Return all of the lines below exactly as they are.

START

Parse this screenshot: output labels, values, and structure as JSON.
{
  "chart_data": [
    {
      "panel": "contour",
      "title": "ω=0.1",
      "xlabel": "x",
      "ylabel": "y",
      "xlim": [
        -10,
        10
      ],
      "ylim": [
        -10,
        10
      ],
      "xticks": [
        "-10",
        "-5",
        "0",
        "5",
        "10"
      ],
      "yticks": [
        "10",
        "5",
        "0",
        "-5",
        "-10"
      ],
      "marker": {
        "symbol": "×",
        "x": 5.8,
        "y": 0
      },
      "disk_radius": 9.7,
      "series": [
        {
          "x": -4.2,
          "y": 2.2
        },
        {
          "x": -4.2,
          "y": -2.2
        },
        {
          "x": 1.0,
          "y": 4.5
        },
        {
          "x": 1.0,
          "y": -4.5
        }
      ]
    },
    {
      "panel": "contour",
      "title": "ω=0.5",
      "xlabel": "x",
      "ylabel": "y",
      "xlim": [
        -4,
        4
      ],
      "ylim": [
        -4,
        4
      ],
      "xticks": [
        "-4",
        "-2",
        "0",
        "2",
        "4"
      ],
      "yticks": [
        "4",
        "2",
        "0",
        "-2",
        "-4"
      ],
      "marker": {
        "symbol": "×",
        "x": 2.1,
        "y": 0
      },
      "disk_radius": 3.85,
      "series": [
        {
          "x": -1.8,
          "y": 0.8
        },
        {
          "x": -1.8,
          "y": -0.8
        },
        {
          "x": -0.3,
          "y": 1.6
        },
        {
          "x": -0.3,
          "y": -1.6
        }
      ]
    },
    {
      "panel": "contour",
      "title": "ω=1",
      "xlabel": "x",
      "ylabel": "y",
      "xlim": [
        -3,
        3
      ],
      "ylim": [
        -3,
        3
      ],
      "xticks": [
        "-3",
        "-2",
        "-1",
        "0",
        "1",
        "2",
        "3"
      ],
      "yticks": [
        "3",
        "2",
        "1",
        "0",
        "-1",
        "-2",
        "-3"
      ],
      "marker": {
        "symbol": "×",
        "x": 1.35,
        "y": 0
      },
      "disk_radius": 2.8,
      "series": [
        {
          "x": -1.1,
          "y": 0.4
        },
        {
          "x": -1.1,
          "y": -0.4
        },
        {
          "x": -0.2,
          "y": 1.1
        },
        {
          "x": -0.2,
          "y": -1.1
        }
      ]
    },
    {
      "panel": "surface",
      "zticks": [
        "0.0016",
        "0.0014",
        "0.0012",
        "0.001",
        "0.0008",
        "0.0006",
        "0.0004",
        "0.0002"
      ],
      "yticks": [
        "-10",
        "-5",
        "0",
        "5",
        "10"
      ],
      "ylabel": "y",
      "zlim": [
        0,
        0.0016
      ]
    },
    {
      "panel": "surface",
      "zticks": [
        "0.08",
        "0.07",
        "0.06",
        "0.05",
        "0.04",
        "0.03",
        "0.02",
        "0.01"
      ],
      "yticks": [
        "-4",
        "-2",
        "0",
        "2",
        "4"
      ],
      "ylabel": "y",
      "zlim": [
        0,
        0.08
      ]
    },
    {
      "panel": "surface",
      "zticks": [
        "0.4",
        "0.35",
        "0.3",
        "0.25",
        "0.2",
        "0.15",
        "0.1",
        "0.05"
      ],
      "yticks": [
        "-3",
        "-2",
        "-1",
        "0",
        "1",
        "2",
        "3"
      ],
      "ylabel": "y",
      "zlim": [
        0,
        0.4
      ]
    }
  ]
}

END

> **Reply to the task**:
Parse this screenshot: output labels, values, and structure as JSON.
{
  "chart_data": [
    {
      "panel": "contour",
      "title": "ω=0.1",
      "xlabel": "x",
      "ylabel": "y",
      "xlim": [
        -10,
        10
      ],
      "ylim": [
        -10,
        10
      ],
      "xticks": [
        "-10",
        "-5",
        "0",
        "5",
        "10"
      ],
      "yticks": [
        "10",
        "5",
        "0",
        "-5",
        "-10"
      ],
      "marker": {
        "symbol": "×",
        "x": 5.8,
        "y": 0
      },
      "disk_radius": 9.7,
      "series": [
        {
          "x": -4.2,
          "y": 2.2
        },
        {
          "x": -4.2,
          "y": -2.2
        },
        {
          "x": 1.0,
          "y": 4.5
        },
        {
          "x": 1.0,
          "y": -4.5
        }
      ]
    },
    {
      "panel": "contour",
      "title": "ω=0.5",
      "xlabel": "x",
      "ylabel": "y",
      "xlim": [
        -4,
        4
      ],
      "ylim": [
        -4,
        4
      ],
      "xticks": [
        "-4",
        "-2",
        "0",
        "2",
        "4"
      ],
      "yticks": [
        "4",
        "2",
        "0",
        "-2",
        "-4"
      ],
      "marker": {
        "symbol": "×",
        "x": 2.1,
        "y": 0
      },
      "disk_radius": 3.85,
      "series": [
        {
          "x": -1.8,
          "y": 0.8
        },
        {
          "x": -1.8,
          "y": -0.8
        },
        {
          "x": -0.3,
          "y": 1.6
        },
        {
          "x": -0.3,
          "y": -1.6
        }
      ]
    },
    {
      "panel": "contour",
      "title": "ω=1",
      "xlabel": "x",
      "ylabel": "y",
      "xlim": [
        -3,
        3
      ],
      "ylim": [
        -3,
        3
      ],
      "xticks": [
        "-3",
        "-2",
        "-1",
        "0",
        "1",
        "2",
        "3"
      ],
      "yticks": [
        "3",
        "2",
        "1",
        "0",
        "-1",
        "-2",
        "-3"
      ],
      "marker": {
        "symbol": "×",
        "x": 1.35,
        "y": 0
      },
      "disk_radius": 2.8,
      "series": [
        {
          "x": -1.1,
          "y": 0.4
        },
        {
          "x": -1.1,
          "y": -0.4
        },
        {
          "x": -0.2,
          "y": 1.1
        },
        {
          "x": -0.2,
          "y": -1.1
        }
      ]
    },
    {
      "panel": "surface",
      "zticks": [
        "0.0016",
        "0.0014",
        "0.0012",
        "0.001",
        "0.0008",
        "0.0006",
        "0.0004",
        "0.0002"
      ],
      "yticks": [
        "-10",
        "-5",
        "0",
        "5",
        "10"
      ],
      "ylabel": "y",
      "zlim": [
        0,
        0.0016
      ]
    },
    {
      "panel": "surface",
      "zticks": [
        "0.08",
        "0.07",
        "0.06",
        "0.05",
        "0.04",
        "0.03",
        "0.02",
        "0.01"
      ],
      "yticks": [
        "-4",
        "-2",
        "0",
        "2",
        "4"
      ],
      "ylabel": "y",
      "zlim": [
        0,
        0.08
      ]
    },
    {
      "panel": "surface",
      "zticks": [
        "0.4",
        "0.35",
        "0.3",
        "0.25",
        "0.2",
        "0.15",
        "0.1",
        "0.05"
      ],
      "yticks": [
        "-3",
        "-2",
        "-1",
        "0",
        "1",
        "2",
        "3"
      ],
      "ylabel": "y",
      "zlim": [
        0,
        0.4
      ]
    }
  ]
}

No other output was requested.